Your goal: Locate every line in the records below that holds the word "lemon" and return each one.
* Begin Data for this exercise *
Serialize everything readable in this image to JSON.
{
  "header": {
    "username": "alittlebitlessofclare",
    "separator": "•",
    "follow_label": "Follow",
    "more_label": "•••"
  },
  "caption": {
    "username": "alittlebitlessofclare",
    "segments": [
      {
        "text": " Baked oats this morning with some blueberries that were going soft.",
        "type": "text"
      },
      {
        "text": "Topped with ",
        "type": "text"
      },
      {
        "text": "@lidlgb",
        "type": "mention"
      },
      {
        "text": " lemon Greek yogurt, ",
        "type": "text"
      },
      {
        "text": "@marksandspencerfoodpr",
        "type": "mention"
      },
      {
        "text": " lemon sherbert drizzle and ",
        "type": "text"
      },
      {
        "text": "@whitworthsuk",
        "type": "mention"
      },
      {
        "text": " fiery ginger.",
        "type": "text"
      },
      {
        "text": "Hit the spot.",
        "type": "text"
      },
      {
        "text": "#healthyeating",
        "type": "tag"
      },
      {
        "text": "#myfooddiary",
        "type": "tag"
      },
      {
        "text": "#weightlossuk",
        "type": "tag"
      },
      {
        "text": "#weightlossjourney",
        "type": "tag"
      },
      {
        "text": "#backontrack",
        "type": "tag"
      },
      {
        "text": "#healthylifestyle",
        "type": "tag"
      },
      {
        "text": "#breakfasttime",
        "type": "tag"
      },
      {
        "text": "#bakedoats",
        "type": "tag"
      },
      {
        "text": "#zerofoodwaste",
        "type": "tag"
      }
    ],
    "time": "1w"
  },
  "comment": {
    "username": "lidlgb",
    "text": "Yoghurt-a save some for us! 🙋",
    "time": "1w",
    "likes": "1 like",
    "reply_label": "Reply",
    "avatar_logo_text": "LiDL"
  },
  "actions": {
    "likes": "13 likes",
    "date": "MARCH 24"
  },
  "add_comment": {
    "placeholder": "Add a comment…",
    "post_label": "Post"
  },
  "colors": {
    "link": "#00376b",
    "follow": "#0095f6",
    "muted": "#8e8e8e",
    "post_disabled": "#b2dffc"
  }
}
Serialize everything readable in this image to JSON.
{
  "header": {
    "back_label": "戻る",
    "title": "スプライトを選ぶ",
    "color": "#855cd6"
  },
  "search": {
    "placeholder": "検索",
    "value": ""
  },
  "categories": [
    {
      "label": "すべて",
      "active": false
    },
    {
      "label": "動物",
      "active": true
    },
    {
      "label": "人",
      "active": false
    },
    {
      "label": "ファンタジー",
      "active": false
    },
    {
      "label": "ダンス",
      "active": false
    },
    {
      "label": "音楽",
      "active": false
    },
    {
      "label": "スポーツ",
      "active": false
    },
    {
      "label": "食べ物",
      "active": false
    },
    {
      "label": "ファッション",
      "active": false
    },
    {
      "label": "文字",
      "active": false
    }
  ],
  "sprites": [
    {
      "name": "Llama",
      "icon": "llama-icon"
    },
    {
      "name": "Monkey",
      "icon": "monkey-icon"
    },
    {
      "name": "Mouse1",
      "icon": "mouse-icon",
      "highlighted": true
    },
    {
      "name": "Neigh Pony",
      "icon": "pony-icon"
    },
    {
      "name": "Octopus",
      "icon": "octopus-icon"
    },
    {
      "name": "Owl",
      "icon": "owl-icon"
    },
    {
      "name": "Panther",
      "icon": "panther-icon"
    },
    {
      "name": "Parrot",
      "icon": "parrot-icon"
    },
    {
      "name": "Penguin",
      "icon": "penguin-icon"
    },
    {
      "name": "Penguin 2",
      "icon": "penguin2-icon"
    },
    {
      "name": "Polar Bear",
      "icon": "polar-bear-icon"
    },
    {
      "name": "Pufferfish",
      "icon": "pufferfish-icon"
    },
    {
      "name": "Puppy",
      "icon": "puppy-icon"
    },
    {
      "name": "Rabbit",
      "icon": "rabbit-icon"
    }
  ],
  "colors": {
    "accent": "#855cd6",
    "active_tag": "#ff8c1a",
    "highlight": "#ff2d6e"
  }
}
* End Data for this exercise *
The answer:
        "text": " lemon Greek yogurt, ",
        "text": " lemon sherbert drizzle and ",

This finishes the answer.